Records
··········
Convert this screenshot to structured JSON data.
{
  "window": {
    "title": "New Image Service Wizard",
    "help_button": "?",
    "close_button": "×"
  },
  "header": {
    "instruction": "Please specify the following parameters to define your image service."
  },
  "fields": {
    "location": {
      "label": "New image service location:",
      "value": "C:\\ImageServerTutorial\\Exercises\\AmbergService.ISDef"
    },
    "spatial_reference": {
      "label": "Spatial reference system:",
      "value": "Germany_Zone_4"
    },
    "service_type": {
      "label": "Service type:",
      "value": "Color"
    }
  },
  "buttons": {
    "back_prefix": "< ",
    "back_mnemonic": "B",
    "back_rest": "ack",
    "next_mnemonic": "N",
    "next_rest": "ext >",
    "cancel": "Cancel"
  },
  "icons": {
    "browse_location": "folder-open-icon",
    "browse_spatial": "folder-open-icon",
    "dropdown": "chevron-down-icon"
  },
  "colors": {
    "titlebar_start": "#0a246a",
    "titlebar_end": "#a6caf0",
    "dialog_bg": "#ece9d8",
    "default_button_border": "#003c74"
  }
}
··········
=== Your instructions ===
Exactly reproduce every line of the records.

=== Final answer ===
Convert this screenshot to structured JSON data.
{
  "window": {
    "title": "New Image Service Wizard",
    "help_button": "?",
    "close_button": "×"
  },
  "header": {
    "instruction": "Please specify the following parameters to define your image service."
  },
  "fields": {
    "location": {
      "label": "New image service location:",
      "value": "C:\\ImageServerTutorial\\Exercises\\AmbergService.ISDef"
    },
    "spatial_reference": {
      "label": "Spatial reference system:",
      "value": "Germany_Zone_4"
    },
    "service_type": {
      "label": "Service type:",
      "value": "Color"
    }
  },
  "buttons": {
    "back_prefix": "< ",
    "back_mnemonic": "B",
    "back_rest": "ack",
    "next_mnemonic": "N",
    "next_rest": "ext >",
    "cancel": "Cancel"
  },
  "icons": {
    "browse_location": "folder-open-icon",
    "browse_spatial": "folder-open-icon",
    "dropdown": "chevron-down-icon"
  },
  "colors": {
    "titlebar_start": "#0a246a",
    "titlebar_end": "#a6caf0",
    "dialog_bg": "#ece9d8",
    "default_button_border": "#003c74"
  }
}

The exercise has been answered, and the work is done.